[Saved data entries]
———
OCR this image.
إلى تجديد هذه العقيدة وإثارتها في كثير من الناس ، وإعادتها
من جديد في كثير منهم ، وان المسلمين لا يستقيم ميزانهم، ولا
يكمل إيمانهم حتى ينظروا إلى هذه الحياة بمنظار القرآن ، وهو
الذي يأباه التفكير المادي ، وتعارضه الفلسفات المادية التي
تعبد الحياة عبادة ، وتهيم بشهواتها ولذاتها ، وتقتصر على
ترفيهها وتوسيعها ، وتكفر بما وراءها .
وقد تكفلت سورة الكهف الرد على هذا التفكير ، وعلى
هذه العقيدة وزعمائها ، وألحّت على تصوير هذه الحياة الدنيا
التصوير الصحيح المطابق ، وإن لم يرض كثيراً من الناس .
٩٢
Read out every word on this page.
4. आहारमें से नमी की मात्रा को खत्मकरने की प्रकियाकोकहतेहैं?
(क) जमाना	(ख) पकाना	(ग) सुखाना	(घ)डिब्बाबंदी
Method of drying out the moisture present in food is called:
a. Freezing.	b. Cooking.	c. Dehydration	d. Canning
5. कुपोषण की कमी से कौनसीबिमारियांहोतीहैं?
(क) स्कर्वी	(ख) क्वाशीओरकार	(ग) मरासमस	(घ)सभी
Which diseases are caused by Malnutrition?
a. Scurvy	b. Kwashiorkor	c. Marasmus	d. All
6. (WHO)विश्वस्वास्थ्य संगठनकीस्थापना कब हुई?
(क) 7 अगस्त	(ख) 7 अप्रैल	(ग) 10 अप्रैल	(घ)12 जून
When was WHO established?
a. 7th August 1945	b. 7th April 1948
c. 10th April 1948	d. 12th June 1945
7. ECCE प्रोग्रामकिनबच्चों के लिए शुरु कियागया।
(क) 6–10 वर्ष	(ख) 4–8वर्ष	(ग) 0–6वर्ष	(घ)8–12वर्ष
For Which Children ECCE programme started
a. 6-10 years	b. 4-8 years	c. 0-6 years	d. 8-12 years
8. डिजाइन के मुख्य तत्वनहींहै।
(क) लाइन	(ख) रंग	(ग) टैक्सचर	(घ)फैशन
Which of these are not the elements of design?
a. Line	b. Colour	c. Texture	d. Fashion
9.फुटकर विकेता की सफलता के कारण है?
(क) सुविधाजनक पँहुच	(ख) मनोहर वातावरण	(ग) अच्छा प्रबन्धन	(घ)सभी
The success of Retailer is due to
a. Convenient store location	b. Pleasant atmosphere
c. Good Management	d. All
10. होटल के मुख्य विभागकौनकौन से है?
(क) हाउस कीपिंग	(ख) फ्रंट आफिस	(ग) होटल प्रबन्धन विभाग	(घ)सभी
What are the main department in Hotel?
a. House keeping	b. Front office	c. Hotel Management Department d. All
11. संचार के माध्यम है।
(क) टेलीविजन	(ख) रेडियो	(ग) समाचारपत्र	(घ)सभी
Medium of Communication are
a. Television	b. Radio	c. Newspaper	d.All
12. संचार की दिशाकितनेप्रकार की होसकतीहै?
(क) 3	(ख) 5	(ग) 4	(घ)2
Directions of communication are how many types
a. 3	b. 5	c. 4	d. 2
———
[Written exercise] Output the whole listing above again, word for word.

[Output of the task]
OCR this image.
إلى تجديد هذه العقيدة وإثارتها في كثير من الناس ، وإعادتها
من جديد في كثير منهم ، وان المسلمين لا يستقيم ميزانهم، ولا
يكمل إيمانهم حتى ينظروا إلى هذه الحياة بمنظار القرآن ، وهو
الذي يأباه التفكير المادي ، وتعارضه الفلسفات المادية التي
تعبد الحياة عبادة ، وتهيم بشهواتها ولذاتها ، وتقتصر على
ترفيهها وتوسيعها ، وتكفر بما وراءها .
وقد تكفلت سورة الكهف الرد على هذا التفكير ، وعلى
هذه العقيدة وزعمائها ، وألحّت على تصوير هذه الحياة الدنيا
التصوير الصحيح المطابق ، وإن لم يرض كثيراً من الناس .
٩٢
Read out every word on this page.
4. आहारमें से नमी की मात्रा को खत्मकरने की प्रकियाकोकहतेहैं?
(क) जमाना	(ख) पकाना	(ग) सुखाना	(घ)डिब्बाबंदी
Method of drying out the moisture present in food is called:
a. Freezing.	b. Cooking.	c. Dehydration	d. Canning
5. कुपोषण की कमी से कौनसीबिमारियांहोतीहैं?
(क) स्कर्वी	(ख) क्वाशीओरकार	(ग) मरासमस	(घ)सभी
Which diseases are caused by Malnutrition?
a. Scurvy	b. Kwashiorkor	c. Marasmus	d. All
6. (WHO)विश्वस्वास्थ्य संगठनकीस्थापना कब हुई?
(क) 7 अगस्त	(ख) 7 अप्रैल	(ग) 10 अप्रैल	(घ)12 जून
When was WHO established?
a. 7th August 1945	b. 7th April 1948
c. 10th April 1948	d. 12th June 1945
7. ECCE प्रोग्रामकिनबच्चों के लिए शुरु कियागया।
(क) 6–10 वर्ष	(ख) 4–8वर्ष	(ग) 0–6वर्ष	(घ)8–12वर्ष
For Which Children ECCE programme started
a. 6-10 years	b. 4-8 years	c. 0-6 years	d. 8-12 years
8. डिजाइन के मुख्य तत्वनहींहै।
(क) लाइन	(ख) रंग	(ग) टैक्सचर	(घ)फैशन
Which of these are not the elements of design?
a. Line	b. Colour	c. Texture	d. Fashion
9.फुटकर विकेता की सफलता के कारण है?
(क) सुविधाजनक पँहुच	(ख) मनोहर वातावरण	(ग) अच्छा प्रबन्धन	(घ)सभी
The success of Retailer is due to
a. Convenient store location	b. Pleasant atmosphere
c. Good Management	d. All
10. होटल के मुख्य विभागकौनकौन से है?
(क) हाउस कीपिंग	(ख) फ्रंट आफिस	(ग) होटल प्रबन्धन विभाग	(घ)सभी
What are the main department in Hotel?
a. House keeping	b. Front office	c. Hotel Management Department d. All
11. संचार के माध्यम है।
(क) टेलीविजन	(ख) रेडियो	(ग) समाचारपत्र	(घ)सभी
Medium of Communication are
a. Television	b. Radio	c. Newspaper	d.All
12. संचार की दिशाकितनेप्रकार की होसकतीहै?
(क) 3	(ख) 5	(ग) 4	(घ)2
Directions of communication are how many types
a. 3	b. 5	c. 4	d. 2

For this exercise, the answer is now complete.